REQUIREMENTS: Retype the whole listing below line for line, keeping every character unchanged.
※ ※ ※
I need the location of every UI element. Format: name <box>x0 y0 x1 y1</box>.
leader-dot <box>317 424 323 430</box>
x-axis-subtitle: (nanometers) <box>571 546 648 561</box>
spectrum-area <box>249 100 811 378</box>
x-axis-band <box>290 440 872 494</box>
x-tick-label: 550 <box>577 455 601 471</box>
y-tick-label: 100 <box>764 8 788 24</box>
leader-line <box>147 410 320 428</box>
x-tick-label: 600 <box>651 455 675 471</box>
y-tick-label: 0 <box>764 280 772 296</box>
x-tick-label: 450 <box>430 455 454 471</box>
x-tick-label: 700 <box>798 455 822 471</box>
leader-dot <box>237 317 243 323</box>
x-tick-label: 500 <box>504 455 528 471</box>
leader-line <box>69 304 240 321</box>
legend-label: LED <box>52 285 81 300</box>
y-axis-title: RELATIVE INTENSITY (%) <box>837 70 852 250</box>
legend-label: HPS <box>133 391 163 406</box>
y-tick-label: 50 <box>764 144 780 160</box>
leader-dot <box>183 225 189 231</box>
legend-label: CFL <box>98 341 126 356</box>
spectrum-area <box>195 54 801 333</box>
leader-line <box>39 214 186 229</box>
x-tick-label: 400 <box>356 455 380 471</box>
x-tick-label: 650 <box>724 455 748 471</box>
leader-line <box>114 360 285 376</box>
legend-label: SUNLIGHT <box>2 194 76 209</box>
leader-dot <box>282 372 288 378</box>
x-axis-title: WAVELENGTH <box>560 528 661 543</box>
※ ※ ※
OUTPUT:
I need the location of every UI element. Format: name <box>x0 y0 x1 y1</box>.
leader-dot <box>317 424 323 430</box>
x-axis-subtitle: (nanometers) <box>571 546 648 561</box>
spectrum-area <box>249 100 811 378</box>
x-axis-band <box>290 440 872 494</box>
x-tick-label: 550 <box>577 455 601 471</box>
y-tick-label: 100 <box>764 8 788 24</box>
leader-line <box>147 410 320 428</box>
x-tick-label: 600 <box>651 455 675 471</box>
y-tick-label: 0 <box>764 280 772 296</box>
x-tick-label: 450 <box>430 455 454 471</box>
x-tick-label: 700 <box>798 455 822 471</box>
leader-dot <box>237 317 243 323</box>
x-tick-label: 500 <box>504 455 528 471</box>
leader-line <box>69 304 240 321</box>
legend-label: LED <box>52 285 81 300</box>
y-axis-title: RELATIVE INTENSITY (%) <box>837 70 852 250</box>
legend-label: HPS <box>133 391 163 406</box>
y-tick-label: 50 <box>764 144 780 160</box>
leader-dot <box>183 225 189 231</box>
legend-label: CFL <box>98 341 126 356</box>
spectrum-area <box>195 54 801 333</box>
leader-line <box>39 214 186 229</box>
x-tick-label: 400 <box>356 455 380 471</box>
x-tick-label: 650 <box>724 455 748 471</box>
leader-line <box>114 360 285 376</box>
legend-label: SUNLIGHT <box>2 194 76 209</box>
leader-dot <box>282 372 288 378</box>
x-axis-title: WAVELENGTH <box>560 528 661 543</box>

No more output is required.